Collection entries
======

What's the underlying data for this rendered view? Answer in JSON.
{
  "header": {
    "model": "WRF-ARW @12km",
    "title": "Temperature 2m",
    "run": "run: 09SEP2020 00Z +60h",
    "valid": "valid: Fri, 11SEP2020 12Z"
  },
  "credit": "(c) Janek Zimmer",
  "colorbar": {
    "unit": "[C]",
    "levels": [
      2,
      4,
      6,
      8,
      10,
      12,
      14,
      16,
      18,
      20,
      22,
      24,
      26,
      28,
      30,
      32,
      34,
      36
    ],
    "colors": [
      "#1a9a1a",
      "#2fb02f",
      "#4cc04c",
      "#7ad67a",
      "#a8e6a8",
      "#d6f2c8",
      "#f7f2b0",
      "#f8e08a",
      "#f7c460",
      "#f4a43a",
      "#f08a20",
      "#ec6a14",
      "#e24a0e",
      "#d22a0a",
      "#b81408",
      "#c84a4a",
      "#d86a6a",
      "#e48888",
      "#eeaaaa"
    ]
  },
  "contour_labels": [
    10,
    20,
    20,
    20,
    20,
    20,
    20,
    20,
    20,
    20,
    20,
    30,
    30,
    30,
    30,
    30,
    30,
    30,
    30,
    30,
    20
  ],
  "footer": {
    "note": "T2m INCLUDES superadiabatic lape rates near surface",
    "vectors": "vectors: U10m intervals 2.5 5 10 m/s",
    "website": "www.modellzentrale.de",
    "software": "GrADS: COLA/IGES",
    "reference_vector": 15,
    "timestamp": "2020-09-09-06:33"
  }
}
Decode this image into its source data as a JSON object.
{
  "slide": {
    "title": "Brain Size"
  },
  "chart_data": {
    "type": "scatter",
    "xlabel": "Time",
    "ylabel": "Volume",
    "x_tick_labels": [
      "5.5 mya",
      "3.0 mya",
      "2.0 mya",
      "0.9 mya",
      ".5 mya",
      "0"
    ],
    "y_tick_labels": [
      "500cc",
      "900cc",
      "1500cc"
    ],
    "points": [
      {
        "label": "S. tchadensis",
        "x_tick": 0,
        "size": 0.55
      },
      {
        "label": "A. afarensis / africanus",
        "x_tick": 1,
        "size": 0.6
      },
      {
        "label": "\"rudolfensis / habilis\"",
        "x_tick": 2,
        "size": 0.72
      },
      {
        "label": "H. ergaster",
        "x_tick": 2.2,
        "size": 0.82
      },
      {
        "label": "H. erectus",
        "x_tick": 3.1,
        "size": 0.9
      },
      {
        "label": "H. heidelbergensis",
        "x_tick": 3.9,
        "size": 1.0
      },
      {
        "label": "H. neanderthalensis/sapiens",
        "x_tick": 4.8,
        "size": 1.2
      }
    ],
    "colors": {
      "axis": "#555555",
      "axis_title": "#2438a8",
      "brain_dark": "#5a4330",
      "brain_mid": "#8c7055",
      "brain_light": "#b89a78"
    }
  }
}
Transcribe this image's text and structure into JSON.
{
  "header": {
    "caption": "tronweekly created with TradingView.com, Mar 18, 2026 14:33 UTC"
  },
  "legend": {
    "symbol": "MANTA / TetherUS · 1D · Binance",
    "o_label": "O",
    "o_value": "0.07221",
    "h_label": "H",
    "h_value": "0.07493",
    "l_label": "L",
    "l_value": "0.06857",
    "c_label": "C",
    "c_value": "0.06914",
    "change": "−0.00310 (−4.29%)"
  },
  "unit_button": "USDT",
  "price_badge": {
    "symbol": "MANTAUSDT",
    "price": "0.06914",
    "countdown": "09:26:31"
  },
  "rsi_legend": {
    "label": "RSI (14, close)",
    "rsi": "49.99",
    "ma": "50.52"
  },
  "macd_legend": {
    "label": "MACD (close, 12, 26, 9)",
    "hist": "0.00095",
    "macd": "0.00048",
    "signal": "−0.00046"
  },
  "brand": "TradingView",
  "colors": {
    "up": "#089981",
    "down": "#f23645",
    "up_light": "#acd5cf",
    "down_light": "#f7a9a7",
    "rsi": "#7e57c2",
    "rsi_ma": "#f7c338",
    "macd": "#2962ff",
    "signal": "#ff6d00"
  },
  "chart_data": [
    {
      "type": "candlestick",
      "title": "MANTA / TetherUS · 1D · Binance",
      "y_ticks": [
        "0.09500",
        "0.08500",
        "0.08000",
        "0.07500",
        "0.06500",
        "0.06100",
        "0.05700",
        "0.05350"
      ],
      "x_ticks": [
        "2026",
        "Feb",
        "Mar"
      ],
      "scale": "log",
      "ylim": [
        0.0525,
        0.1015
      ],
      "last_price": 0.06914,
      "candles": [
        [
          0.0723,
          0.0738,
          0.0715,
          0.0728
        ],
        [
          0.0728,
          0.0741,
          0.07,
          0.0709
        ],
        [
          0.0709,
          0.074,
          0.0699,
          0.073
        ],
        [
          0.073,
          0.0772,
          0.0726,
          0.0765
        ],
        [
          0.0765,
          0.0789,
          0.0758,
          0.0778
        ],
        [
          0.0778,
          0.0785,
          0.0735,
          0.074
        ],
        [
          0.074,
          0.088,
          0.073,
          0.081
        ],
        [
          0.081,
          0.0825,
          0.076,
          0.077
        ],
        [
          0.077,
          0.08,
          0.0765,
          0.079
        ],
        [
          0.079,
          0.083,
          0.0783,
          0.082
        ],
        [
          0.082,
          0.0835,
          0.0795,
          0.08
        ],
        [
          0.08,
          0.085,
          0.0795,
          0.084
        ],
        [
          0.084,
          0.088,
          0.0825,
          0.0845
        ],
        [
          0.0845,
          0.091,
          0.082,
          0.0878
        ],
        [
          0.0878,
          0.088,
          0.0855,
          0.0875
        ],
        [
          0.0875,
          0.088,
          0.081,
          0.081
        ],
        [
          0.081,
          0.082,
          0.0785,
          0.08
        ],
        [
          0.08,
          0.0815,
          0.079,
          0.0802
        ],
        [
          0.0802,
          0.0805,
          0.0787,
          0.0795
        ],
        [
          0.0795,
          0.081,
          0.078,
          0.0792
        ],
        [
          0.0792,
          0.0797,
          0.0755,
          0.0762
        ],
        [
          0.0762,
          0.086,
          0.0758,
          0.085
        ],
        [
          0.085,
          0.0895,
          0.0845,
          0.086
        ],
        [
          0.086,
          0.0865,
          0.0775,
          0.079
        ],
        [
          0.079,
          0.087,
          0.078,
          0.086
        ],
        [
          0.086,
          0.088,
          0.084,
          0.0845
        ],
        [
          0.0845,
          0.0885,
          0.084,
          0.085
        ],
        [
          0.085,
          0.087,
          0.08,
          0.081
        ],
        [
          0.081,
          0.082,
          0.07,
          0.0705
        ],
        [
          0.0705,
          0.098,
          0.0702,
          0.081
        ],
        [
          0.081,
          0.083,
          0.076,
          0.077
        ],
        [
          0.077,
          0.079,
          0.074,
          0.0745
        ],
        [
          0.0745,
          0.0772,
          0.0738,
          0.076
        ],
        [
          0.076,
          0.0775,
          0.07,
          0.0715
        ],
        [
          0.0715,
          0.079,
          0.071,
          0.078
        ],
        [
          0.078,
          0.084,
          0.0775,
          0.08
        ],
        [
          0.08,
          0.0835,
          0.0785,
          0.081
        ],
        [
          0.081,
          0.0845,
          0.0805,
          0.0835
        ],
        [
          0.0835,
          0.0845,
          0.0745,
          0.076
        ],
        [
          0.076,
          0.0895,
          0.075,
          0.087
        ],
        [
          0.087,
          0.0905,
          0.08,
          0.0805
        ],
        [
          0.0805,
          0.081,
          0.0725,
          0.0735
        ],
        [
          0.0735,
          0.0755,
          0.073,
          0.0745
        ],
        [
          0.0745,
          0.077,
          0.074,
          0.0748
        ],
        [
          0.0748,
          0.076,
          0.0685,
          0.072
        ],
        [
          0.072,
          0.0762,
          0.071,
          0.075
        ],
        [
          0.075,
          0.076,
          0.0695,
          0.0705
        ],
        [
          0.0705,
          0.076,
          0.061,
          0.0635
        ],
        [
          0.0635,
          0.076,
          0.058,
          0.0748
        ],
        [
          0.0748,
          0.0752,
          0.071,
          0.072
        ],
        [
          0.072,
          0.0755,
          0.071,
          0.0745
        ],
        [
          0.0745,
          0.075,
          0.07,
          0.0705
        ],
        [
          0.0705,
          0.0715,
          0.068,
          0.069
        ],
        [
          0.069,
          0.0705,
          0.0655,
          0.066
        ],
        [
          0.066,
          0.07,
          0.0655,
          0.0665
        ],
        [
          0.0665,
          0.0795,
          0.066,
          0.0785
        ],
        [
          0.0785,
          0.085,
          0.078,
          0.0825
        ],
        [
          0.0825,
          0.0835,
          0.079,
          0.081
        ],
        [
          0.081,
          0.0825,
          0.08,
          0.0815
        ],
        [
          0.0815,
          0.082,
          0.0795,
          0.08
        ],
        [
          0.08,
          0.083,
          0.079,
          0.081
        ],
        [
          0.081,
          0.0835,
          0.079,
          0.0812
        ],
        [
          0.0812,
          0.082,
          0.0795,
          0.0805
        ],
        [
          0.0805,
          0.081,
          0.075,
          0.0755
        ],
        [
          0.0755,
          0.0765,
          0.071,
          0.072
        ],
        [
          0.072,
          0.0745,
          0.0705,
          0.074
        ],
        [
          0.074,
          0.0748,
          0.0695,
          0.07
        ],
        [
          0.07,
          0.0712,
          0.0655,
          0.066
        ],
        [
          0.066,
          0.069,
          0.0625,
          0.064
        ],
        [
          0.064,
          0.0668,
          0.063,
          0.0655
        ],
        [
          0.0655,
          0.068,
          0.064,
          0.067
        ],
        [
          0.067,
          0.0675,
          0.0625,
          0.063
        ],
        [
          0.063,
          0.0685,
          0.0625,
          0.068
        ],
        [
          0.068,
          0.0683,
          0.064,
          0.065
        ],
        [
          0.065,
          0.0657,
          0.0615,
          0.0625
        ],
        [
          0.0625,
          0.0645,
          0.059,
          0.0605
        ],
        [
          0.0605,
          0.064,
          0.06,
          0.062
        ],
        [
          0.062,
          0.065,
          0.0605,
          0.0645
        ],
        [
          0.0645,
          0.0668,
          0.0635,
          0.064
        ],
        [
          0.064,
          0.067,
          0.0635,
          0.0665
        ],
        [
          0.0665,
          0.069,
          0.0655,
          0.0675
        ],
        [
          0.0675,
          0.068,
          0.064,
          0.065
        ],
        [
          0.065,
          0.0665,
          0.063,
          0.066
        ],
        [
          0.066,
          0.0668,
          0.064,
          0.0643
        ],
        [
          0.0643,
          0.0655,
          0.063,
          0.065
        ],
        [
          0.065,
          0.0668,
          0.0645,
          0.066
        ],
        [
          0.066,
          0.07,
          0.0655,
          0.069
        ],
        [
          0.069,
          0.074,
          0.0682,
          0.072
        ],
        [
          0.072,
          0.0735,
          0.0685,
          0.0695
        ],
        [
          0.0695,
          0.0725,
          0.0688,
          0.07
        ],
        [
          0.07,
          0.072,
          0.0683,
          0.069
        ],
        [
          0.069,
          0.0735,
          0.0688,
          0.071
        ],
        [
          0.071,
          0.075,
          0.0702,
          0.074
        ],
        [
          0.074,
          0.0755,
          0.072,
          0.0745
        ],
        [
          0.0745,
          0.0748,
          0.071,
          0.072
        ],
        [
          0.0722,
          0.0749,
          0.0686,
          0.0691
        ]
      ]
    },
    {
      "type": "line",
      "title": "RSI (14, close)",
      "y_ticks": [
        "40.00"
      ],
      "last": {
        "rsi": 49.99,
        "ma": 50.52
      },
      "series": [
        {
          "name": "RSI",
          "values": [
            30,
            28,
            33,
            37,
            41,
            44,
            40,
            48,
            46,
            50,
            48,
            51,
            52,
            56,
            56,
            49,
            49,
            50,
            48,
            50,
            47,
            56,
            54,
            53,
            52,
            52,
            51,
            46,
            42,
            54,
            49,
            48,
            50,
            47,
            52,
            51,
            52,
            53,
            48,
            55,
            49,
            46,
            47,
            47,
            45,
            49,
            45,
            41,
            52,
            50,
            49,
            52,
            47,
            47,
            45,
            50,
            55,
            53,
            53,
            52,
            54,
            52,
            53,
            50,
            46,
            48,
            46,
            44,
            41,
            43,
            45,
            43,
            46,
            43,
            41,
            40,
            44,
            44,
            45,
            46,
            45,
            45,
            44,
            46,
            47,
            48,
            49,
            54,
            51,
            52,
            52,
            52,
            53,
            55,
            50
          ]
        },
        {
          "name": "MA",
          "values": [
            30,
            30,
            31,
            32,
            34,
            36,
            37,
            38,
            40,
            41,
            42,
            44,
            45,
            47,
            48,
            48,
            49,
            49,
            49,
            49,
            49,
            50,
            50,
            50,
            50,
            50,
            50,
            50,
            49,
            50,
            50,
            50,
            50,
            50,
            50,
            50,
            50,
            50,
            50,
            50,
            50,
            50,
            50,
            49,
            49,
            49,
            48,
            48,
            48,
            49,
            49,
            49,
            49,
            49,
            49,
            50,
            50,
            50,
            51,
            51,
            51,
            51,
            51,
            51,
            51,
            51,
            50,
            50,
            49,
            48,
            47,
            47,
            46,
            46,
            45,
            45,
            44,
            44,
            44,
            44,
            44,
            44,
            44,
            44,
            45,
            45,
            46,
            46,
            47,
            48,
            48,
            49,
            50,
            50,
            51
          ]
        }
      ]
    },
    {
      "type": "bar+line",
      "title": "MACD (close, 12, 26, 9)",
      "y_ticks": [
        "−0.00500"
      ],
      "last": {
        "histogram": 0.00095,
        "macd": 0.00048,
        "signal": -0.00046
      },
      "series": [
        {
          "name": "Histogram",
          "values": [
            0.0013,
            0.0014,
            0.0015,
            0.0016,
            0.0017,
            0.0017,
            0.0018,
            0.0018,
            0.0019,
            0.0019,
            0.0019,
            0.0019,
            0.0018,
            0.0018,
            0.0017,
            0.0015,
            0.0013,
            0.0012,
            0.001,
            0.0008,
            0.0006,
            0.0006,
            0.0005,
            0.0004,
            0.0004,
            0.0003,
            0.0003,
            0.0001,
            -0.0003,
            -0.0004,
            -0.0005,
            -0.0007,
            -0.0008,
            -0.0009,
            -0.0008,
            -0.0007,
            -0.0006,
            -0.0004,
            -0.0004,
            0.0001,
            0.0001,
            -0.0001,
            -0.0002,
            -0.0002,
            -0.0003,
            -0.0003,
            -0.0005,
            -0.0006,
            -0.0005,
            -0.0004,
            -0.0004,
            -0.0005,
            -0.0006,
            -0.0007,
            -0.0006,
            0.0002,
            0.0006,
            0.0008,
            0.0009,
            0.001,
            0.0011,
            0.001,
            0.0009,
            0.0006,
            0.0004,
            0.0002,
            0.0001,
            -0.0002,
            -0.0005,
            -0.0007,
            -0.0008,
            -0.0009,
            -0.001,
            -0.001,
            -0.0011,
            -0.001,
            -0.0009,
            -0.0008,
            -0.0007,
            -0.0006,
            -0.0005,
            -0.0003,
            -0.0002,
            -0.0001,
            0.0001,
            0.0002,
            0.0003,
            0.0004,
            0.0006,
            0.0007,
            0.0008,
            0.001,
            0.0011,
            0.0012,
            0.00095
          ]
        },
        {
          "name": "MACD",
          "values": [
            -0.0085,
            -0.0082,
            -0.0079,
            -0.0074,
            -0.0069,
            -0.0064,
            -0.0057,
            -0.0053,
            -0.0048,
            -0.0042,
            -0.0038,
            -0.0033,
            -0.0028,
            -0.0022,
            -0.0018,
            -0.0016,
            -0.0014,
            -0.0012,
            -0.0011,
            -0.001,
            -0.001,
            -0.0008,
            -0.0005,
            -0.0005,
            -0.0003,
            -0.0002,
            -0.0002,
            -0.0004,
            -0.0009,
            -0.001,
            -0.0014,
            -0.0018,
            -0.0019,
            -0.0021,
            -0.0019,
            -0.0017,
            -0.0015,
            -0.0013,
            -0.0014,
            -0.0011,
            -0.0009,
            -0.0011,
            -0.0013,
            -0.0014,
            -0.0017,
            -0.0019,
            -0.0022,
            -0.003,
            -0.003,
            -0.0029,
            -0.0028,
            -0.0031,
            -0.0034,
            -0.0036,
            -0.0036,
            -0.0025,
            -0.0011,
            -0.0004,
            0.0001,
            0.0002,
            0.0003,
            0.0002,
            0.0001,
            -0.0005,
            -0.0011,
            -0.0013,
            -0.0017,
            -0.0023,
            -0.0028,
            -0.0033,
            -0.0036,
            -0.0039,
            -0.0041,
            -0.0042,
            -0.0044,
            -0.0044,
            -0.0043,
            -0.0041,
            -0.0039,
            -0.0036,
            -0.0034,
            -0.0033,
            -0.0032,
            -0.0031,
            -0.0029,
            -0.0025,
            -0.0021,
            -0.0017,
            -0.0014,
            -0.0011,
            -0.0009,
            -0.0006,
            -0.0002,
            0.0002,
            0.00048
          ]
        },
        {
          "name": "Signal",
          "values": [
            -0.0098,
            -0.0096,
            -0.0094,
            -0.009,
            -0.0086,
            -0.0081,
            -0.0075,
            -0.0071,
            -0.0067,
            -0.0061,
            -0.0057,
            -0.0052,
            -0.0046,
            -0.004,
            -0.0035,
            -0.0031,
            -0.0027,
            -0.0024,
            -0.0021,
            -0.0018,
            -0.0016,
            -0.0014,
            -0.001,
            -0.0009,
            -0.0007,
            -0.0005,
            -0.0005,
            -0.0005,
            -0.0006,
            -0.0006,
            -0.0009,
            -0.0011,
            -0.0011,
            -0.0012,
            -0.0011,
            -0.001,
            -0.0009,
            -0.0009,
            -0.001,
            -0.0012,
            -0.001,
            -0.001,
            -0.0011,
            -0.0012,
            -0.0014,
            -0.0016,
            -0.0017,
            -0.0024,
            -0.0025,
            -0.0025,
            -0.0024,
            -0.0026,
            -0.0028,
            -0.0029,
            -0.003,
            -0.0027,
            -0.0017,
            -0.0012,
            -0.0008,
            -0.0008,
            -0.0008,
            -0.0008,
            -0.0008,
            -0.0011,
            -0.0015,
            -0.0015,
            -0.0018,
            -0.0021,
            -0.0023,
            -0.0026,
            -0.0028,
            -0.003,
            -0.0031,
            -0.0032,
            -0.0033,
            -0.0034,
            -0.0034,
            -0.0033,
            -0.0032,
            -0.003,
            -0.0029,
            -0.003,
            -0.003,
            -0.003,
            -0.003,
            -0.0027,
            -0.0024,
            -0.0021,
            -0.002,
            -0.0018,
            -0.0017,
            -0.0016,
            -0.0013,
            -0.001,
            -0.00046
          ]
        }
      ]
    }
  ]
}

======

> **PROBLEM STATEMENT**
Where a line above contains the word "close", copy that line.

> **RESPONSE TO THE EXERCISE**
    "label": "RSI (14, close)",
    "label": "MACD (close, 12, 26, 9)",
      "title": "RSI (14, close)",
      "title": "MACD (close, 12, 26, 9)",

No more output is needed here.